_Exercise task_
Check each line of the listing, and copy it if it contains the word "content".

_Records provided_
..............................
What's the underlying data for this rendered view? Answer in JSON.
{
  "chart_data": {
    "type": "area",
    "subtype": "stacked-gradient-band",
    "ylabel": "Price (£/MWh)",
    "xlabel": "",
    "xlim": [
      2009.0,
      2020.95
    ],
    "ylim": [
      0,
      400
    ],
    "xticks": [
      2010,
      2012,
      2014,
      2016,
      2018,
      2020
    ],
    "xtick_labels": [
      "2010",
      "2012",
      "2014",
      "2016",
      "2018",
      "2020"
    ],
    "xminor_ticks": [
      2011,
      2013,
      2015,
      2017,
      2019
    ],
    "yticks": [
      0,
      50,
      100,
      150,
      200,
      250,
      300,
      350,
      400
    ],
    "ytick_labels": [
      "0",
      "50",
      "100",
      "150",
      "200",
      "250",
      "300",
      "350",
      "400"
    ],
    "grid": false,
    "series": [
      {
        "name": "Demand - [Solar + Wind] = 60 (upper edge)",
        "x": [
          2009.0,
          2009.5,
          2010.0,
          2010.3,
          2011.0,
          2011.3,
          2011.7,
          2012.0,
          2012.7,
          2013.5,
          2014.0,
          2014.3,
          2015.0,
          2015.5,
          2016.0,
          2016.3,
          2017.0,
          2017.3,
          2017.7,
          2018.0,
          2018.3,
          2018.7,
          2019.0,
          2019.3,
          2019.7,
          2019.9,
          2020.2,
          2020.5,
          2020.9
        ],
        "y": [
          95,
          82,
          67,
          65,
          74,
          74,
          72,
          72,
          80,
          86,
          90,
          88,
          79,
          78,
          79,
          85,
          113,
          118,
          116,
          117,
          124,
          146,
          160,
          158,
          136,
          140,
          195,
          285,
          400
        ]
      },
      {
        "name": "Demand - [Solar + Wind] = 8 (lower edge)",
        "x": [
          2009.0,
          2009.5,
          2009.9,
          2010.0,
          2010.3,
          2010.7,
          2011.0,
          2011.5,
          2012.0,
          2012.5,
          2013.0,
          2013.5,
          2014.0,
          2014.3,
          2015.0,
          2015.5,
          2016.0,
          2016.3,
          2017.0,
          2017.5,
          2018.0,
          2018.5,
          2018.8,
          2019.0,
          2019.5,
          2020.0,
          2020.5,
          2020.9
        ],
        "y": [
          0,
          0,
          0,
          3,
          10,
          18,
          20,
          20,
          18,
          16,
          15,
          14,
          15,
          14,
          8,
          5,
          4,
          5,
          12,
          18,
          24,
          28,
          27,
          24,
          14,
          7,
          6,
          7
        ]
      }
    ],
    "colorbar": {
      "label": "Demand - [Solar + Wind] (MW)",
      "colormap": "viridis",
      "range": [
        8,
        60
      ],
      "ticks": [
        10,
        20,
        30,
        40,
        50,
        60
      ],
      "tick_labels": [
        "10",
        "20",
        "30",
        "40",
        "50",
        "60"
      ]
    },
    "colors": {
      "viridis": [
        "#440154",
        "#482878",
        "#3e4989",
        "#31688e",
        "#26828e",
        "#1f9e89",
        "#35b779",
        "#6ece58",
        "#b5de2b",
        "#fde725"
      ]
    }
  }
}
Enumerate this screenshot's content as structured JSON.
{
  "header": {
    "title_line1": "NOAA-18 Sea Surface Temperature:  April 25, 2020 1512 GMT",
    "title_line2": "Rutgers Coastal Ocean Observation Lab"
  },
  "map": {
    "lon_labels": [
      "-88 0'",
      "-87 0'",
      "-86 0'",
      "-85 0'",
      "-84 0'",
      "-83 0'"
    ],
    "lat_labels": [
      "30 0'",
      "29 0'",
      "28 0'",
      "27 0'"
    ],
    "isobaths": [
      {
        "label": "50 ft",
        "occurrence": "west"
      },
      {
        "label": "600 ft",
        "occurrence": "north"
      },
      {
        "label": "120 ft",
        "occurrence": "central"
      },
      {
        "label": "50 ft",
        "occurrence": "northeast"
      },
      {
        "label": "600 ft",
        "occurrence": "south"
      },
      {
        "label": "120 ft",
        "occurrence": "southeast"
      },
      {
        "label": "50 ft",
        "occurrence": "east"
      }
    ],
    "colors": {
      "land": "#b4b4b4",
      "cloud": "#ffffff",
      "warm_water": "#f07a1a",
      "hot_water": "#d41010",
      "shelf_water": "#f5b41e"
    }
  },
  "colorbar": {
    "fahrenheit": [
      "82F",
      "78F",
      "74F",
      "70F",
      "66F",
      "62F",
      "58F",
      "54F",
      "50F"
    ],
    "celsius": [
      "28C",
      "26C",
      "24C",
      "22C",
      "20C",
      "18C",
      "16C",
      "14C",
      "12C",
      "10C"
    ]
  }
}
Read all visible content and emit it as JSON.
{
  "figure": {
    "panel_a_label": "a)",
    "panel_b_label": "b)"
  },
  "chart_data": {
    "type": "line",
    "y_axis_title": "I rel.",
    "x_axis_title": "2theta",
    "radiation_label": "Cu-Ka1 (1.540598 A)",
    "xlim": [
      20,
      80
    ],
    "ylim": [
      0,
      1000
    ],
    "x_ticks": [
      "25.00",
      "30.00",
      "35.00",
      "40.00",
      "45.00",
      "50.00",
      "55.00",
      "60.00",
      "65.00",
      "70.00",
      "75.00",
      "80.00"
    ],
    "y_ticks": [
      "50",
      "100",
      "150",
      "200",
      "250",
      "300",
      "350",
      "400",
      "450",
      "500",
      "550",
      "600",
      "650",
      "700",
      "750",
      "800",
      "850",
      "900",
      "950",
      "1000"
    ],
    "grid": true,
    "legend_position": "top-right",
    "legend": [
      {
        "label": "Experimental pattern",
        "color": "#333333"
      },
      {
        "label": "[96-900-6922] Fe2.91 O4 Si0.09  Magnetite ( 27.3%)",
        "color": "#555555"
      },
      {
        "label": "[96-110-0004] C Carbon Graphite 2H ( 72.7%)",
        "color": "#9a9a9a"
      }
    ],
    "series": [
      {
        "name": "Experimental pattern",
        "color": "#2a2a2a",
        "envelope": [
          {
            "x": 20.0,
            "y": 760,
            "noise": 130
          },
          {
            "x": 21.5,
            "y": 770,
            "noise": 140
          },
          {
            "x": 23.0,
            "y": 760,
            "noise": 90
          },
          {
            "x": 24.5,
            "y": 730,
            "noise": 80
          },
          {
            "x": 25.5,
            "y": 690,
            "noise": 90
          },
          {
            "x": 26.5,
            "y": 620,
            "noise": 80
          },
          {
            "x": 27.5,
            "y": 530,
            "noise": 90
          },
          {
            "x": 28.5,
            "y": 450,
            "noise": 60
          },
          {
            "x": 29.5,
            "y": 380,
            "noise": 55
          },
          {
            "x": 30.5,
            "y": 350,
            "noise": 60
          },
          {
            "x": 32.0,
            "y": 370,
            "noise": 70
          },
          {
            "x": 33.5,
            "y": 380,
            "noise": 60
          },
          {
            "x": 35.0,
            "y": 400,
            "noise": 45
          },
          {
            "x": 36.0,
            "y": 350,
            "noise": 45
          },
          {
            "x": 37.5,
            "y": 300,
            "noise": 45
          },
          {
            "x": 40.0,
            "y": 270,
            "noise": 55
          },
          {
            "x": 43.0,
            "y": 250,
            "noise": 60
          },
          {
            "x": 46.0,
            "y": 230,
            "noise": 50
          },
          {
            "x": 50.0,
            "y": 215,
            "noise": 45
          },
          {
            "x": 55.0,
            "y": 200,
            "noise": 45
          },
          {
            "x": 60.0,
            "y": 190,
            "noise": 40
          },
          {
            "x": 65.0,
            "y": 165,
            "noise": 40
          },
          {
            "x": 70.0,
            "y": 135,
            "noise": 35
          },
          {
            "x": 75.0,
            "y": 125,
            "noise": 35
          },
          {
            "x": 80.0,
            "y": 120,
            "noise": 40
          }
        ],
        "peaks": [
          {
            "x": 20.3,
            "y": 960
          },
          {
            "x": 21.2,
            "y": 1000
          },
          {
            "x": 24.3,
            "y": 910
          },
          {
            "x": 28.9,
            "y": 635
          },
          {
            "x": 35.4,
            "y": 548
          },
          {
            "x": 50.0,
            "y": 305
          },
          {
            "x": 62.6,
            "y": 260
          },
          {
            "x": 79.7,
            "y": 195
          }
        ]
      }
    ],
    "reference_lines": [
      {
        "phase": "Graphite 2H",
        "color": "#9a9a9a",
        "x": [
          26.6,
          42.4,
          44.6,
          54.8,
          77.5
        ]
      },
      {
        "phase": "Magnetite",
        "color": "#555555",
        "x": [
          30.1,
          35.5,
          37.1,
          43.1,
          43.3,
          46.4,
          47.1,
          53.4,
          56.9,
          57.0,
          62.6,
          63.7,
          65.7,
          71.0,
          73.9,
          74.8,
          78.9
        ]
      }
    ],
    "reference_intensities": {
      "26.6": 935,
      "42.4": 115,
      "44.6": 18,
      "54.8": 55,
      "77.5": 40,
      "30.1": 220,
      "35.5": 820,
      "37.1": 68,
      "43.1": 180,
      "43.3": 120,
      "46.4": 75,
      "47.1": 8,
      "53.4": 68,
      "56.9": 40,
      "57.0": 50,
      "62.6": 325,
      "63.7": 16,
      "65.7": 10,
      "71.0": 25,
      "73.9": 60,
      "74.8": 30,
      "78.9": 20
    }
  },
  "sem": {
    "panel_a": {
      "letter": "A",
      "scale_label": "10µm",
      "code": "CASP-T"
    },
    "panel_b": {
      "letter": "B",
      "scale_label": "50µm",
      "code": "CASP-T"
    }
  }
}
..............................
_Complete output_
Enumerate this screenshot's content as structured JSON.
Read all visible content and emit it as JSON.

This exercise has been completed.